To be done –
Using the records below, report how many lines hold "color", with no extra text.

Records excerpted from a collection
------------------------------------------------------------
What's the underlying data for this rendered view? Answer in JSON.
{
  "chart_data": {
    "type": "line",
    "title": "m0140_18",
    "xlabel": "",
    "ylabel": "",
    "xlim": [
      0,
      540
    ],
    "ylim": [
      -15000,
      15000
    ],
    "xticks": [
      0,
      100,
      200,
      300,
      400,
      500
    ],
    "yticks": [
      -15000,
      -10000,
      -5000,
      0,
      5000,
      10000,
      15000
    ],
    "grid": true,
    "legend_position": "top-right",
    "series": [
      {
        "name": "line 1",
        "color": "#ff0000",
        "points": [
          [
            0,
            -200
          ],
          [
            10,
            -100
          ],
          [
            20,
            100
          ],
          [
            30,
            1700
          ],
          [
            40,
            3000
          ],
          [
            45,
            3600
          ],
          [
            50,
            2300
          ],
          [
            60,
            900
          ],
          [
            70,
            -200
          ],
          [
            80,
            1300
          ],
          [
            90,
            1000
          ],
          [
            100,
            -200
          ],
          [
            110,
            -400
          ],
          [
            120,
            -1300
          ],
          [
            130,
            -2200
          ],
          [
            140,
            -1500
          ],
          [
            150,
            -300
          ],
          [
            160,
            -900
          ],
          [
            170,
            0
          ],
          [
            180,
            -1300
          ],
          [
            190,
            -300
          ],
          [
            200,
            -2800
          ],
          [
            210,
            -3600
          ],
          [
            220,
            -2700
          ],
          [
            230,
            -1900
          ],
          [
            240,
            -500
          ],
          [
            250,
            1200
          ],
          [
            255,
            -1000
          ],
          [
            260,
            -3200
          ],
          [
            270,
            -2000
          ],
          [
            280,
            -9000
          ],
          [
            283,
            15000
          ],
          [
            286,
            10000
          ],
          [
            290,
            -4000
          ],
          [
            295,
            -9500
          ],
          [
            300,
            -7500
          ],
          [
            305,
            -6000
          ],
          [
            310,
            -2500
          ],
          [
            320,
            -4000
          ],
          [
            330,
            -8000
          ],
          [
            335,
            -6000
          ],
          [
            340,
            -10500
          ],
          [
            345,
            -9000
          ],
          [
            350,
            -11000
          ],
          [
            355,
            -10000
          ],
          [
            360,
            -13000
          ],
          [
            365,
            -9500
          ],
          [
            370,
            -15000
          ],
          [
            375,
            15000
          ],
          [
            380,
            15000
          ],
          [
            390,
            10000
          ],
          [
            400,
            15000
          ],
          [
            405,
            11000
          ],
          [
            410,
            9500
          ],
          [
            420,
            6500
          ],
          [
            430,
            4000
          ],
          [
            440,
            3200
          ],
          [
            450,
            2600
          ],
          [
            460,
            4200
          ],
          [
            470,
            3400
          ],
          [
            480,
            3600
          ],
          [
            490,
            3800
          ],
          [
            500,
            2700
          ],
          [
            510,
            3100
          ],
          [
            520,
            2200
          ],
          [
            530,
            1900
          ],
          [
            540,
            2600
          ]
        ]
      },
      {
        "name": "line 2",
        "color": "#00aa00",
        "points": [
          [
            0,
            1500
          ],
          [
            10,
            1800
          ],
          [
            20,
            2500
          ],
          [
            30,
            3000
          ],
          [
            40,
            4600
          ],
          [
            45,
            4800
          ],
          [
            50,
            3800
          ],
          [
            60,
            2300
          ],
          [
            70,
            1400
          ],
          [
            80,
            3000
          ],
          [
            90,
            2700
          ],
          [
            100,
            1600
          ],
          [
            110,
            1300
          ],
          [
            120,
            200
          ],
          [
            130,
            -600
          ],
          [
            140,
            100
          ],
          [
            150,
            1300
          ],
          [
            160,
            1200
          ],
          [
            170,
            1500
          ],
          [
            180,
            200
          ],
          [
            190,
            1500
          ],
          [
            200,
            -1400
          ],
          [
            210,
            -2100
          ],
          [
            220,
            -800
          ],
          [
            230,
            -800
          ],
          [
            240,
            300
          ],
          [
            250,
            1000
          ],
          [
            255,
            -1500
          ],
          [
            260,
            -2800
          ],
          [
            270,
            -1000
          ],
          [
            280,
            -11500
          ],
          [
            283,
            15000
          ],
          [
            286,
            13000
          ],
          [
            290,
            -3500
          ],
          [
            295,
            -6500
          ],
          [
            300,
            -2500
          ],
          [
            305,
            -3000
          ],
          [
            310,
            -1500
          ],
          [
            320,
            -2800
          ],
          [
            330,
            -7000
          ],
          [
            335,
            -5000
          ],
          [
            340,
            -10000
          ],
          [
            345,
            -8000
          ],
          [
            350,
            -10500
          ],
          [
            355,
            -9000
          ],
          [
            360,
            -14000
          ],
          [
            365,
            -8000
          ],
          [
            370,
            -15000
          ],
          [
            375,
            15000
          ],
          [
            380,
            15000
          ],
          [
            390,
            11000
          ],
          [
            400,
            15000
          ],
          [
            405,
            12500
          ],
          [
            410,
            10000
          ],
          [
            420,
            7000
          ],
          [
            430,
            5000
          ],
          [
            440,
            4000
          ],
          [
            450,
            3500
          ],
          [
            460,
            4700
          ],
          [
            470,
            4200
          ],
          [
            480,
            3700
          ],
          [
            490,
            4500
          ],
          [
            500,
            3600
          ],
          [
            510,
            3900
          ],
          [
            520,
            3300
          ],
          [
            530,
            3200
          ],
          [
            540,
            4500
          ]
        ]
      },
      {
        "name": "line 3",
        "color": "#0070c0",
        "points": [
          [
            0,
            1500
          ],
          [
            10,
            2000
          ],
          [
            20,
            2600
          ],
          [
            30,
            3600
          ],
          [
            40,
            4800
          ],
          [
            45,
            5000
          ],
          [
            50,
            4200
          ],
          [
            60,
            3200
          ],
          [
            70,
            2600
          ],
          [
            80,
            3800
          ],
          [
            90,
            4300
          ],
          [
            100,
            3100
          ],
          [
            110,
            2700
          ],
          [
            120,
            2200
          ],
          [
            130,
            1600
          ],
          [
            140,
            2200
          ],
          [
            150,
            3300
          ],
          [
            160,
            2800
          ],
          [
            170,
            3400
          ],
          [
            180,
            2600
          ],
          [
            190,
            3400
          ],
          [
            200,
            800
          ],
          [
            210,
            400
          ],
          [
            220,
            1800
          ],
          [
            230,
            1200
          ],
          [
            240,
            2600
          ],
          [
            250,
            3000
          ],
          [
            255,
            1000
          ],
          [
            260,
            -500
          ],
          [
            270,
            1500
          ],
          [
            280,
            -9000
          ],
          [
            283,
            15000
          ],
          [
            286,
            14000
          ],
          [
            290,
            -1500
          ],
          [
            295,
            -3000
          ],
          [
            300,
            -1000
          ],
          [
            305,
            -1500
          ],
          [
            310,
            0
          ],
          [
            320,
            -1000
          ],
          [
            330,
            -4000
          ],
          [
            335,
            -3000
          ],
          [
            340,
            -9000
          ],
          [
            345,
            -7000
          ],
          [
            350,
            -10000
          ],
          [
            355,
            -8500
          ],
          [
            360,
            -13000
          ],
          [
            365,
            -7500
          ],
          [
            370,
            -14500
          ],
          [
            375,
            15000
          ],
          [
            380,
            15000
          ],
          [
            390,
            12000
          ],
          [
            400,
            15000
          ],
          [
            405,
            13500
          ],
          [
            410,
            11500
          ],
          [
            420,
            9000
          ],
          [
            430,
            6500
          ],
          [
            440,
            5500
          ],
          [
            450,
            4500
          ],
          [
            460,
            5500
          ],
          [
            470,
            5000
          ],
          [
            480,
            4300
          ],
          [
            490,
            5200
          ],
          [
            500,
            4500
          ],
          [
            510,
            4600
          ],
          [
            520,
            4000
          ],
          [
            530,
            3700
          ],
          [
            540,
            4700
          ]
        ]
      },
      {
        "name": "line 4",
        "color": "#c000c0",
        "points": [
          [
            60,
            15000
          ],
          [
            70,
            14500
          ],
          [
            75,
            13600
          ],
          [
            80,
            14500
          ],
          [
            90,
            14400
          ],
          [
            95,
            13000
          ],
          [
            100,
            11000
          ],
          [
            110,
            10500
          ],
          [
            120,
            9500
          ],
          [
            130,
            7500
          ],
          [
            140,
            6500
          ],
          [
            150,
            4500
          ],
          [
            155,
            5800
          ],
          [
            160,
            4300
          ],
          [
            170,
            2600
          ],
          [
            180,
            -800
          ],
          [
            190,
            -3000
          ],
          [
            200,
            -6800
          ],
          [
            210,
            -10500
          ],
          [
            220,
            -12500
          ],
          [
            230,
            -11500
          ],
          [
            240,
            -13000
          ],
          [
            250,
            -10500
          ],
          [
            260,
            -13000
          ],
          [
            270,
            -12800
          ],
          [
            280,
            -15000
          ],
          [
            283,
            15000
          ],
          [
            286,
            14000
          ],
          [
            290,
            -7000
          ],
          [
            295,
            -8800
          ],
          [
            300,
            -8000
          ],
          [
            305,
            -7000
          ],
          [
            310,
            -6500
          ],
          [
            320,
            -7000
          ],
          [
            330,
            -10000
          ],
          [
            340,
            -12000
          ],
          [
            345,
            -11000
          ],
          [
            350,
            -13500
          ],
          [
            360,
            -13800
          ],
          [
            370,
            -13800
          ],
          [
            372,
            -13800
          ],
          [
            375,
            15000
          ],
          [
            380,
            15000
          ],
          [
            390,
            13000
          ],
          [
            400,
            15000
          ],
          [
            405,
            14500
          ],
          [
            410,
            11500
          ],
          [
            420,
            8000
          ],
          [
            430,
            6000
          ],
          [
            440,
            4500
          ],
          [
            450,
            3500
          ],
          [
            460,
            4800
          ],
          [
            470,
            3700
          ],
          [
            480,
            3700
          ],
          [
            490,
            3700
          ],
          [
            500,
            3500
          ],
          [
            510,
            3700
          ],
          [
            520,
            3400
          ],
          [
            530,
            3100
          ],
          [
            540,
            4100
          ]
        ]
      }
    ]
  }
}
------------------------------------------------------------
Solution below –
4